Text passage.
□ □ □ □ □ □ □

LTWL 123: Vampires in Literature Spring 2014 (803932)
MWF 11:00 am-11:50 am WLH 2111
Professor Lisa Lampert-Weissig
Course website:; Office: Lit 347

Week One:  Introduction and Historical Background
Mon. 3/31: Introduction
Wed. 4/2: Introduction: An Unnatural History of the Vampire
Fri. 4/4:  Introduction and readings

There is no quiz this week, but here is some food for thought: Study/quiz questions on early German works

1. Heinrich August Ossenfelder, “Der Vampir,” (see below).  2. Gottfried August Bürger,  “Lenore”  (German)

Week Two:  The German Origins of the Literary Vampire
This week we will continue with background to understanding vampire literature and be discussing the following readings.

Study/quiz questions on early German works

1. Johann Wolfgang Goethe, “The Bride of Corinth” (German)

2. Johann Ludwig Tieck,  (Raupachs) “Wake Not the Dead.”

3. E.T.A. Hoffman, “Aurelia.”

German version

Week Three: England’s Romantic Vampires

PLEASE NOTE: Monday, Apr. 14 we meet in GEISEL LIBRARY Room 276--Classroom 2

Polidori,  “The Vampyre”  in Ryan for Wednesday. Quiz/Study questions

Samuel Taylor Coleridge:Christabel

Week Four:  Sex and the Single Vampire SLIDES
Study/quiz questions

Sheridan Le Fanu, Carmilla in Ryan
Karl Heinrich Ulrichs, “Manor.” Matrosengeschichte  (German)

Anonymous, “The Mysterious Stranger” in Ryan.

Week Five: Dracula Study questions

Monday: Anonymous, “The Mysterious Stranger” in Ryan. No quiz.

This week we will focus on Stoker’s Dracula (Norton, Ed. Auerbach)
Bibliographies Due in class, at the beginning of class on Friday

Week 6:  Dracula and Co. Dracula questions Murnau/Herzog questions Dracula slides
This week we will finish up discussion of Stoker’s Dracula (Mon. and Wed.) and discuss two German film adaptations: Murnau, Nosferatu (1922) and 2. Herzog, Nosferatu (1979) (Fri.) 

These films are on reserve at Geisel. Murnau's version is widely available on the internet, but I recommend the Kino print on reserve (this can also be found online). For Herzog, if you watch the film in the library make sure you get the version that's right for you. The German version has no subtitles--there is a different English language dvd.

Week 7: Tales of Blood:  Vampires and Race Murnau/Herzog questions

Finish discussion of Murnau, Nosferatu (1922) and Herzog, Nosferatu (1979)

□ □ □ □ □ □ □

Supplied material.
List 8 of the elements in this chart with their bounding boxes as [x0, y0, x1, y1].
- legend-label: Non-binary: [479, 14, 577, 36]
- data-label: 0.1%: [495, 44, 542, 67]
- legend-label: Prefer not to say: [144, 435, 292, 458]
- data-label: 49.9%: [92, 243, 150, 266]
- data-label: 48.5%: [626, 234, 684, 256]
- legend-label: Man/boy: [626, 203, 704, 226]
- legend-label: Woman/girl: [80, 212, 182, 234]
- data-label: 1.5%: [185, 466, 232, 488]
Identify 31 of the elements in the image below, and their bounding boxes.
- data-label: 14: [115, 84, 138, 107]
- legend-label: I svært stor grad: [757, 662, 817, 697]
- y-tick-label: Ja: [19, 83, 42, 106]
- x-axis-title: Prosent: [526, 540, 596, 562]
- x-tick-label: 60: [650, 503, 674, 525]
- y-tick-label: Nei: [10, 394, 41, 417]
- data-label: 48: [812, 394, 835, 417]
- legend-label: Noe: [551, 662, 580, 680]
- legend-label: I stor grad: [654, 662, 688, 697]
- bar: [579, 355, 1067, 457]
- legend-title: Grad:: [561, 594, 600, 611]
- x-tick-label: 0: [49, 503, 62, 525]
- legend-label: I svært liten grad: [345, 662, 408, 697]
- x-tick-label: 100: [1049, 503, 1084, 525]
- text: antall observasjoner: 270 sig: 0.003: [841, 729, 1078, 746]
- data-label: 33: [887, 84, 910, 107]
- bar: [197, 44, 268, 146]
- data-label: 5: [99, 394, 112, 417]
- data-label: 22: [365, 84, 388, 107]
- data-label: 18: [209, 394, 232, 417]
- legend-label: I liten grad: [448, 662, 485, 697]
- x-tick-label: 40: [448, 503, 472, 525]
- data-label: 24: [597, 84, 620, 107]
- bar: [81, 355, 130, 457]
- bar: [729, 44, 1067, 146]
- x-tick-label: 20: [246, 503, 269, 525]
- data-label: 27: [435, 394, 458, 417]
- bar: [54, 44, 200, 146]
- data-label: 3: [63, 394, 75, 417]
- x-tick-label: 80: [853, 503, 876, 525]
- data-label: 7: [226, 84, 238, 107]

□ □ □ □ □ □ □

Exercise. From the vampire literature syllabus, write out word for word the part between "Week 6:  Dracula" and "English language dvd.", inclusive.

Task response.
Week 6:  Dracula and Co. Dracula questions Murnau/Herzog questions Dracula slides
This week we will finish up discussion of Stoker’s Dracula (Mon. and Wed.) and discuss two German film adaptations: Murnau, Nosferatu (1922) and 2. Herzog, Nosferatu (1979) (Fri.) 

These films are on reserve at Geisel. Murnau's version is widely available on the internet, but I recommend the Kino print on reserve (this can also be found online). For Herzog, if you watch the film in the library make sure you get the version that's right for you. The German version has no subtitles--there is a different English language dvd.